BEGIN Stored records
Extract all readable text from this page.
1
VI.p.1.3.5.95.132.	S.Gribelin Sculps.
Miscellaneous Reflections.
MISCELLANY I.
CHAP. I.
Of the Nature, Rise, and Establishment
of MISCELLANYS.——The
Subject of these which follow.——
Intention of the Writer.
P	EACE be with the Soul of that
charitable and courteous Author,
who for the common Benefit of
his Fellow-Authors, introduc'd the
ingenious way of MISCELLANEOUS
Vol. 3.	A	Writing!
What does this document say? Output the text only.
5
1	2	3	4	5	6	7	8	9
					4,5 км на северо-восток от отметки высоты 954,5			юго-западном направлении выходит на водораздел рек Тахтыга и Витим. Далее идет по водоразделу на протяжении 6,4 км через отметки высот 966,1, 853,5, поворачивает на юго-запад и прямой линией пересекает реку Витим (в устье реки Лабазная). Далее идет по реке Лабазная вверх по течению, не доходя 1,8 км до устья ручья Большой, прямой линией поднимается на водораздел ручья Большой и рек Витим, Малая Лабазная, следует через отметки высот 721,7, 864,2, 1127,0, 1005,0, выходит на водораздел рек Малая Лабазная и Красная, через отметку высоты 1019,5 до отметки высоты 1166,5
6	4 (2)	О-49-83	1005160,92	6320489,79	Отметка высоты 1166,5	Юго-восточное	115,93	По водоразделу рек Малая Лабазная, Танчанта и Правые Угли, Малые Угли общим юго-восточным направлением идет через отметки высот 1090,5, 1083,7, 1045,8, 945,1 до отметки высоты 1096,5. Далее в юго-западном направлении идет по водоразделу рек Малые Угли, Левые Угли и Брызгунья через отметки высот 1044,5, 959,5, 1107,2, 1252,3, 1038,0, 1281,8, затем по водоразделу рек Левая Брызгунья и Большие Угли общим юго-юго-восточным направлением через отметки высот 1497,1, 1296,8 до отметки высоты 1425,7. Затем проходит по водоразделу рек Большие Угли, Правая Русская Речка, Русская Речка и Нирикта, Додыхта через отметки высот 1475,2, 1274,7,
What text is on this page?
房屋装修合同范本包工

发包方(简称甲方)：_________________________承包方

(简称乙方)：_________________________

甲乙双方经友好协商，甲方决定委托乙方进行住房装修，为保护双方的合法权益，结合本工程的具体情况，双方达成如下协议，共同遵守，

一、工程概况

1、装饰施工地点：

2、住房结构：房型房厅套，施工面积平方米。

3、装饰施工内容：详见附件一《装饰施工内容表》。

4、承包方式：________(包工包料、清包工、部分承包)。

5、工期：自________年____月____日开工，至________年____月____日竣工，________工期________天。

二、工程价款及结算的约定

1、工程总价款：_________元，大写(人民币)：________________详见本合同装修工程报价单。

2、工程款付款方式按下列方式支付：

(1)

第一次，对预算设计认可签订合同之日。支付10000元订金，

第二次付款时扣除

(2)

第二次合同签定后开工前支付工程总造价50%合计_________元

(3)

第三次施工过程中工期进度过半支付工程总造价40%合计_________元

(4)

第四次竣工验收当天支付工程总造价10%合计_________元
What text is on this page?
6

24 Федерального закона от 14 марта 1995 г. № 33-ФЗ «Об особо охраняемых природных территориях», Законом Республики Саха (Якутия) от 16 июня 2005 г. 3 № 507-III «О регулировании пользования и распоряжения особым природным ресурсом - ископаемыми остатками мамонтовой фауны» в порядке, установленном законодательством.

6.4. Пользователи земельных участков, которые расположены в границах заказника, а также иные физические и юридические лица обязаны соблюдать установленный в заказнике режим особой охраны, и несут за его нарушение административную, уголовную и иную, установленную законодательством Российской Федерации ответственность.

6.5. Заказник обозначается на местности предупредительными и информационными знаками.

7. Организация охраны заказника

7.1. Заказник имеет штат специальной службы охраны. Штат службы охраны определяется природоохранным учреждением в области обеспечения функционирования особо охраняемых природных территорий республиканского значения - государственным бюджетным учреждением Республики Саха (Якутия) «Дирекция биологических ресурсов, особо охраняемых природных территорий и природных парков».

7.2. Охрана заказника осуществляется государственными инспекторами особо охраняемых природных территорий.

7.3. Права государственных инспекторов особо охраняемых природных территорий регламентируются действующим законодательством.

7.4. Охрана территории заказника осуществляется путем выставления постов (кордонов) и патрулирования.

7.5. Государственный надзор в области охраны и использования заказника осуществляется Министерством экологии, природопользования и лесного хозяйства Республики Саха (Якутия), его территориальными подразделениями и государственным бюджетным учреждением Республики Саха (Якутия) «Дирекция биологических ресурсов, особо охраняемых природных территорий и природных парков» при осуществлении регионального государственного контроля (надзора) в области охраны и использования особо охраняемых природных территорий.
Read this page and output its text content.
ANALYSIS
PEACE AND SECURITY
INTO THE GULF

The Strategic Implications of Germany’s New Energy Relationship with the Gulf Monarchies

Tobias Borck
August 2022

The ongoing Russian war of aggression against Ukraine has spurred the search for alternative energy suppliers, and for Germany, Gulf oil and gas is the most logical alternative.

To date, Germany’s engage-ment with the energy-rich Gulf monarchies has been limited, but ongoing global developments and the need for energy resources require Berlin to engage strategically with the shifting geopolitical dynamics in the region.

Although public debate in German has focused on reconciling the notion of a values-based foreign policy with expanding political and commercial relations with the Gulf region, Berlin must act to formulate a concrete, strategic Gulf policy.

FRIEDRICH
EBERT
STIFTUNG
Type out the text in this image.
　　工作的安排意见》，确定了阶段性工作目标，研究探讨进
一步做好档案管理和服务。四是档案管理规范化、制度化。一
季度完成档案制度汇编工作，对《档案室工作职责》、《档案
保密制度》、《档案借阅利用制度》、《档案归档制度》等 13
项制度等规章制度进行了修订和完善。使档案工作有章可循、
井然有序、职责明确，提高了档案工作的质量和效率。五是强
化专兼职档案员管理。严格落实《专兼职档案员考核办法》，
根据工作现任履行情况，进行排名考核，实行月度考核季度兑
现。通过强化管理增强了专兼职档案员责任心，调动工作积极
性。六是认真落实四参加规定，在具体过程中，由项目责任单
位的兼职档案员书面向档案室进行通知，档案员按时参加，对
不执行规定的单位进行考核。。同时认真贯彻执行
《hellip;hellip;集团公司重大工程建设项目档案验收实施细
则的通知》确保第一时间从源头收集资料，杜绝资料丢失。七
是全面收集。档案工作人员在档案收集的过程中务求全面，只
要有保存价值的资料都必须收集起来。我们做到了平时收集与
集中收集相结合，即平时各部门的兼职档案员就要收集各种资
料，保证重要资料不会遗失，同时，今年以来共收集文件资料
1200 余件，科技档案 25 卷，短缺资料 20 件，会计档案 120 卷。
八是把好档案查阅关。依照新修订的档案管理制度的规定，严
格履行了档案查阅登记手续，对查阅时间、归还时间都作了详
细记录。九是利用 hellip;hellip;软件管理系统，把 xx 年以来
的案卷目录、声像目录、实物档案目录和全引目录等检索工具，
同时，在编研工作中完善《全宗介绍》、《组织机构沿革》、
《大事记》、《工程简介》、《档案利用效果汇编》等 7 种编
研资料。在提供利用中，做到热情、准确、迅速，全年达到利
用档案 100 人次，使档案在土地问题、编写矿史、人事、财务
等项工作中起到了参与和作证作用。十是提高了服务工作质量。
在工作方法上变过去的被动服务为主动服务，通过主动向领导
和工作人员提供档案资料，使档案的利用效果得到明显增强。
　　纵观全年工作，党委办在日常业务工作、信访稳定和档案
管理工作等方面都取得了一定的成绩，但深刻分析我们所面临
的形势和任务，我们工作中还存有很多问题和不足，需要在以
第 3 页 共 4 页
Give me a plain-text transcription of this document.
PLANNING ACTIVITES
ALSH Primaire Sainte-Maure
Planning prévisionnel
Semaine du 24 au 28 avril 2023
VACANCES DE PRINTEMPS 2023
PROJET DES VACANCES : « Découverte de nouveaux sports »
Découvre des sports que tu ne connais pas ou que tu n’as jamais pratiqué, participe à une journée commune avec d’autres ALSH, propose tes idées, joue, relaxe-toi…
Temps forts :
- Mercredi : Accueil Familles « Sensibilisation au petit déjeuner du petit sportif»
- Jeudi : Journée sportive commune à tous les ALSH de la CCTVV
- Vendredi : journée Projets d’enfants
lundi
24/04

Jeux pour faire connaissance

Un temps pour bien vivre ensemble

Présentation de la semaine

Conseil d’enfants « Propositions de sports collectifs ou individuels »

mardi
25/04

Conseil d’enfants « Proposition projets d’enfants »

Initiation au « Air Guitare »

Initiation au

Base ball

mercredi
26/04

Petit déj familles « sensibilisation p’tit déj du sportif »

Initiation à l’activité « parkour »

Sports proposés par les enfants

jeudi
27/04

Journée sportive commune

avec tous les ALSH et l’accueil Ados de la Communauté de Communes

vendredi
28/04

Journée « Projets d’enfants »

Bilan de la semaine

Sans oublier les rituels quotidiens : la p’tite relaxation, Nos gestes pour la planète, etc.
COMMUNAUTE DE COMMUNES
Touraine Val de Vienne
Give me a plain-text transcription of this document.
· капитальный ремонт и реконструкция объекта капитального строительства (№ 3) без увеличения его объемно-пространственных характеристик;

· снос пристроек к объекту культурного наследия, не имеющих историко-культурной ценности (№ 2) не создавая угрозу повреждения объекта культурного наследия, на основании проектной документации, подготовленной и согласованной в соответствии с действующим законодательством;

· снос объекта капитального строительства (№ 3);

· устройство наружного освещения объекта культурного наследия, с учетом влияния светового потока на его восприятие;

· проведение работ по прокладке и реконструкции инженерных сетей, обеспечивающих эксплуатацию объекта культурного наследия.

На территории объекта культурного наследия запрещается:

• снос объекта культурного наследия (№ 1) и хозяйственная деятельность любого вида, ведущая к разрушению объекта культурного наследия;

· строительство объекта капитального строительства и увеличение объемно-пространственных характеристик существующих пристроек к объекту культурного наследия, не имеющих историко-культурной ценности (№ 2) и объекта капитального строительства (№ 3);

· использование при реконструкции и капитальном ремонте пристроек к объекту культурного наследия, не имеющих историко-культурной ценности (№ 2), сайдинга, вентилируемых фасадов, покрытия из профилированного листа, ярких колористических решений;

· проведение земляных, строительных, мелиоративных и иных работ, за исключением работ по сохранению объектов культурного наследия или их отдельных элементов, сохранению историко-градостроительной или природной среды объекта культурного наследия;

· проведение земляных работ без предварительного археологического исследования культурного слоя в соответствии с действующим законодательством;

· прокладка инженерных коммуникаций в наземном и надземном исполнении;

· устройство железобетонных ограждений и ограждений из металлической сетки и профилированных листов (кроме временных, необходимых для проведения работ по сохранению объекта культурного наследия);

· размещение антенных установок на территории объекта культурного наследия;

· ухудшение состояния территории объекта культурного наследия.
END Stored records
- _Aim of the task_:
Exactly how many lines contain "Berlin"? State the number and nothing else.

- _Task solution_:
2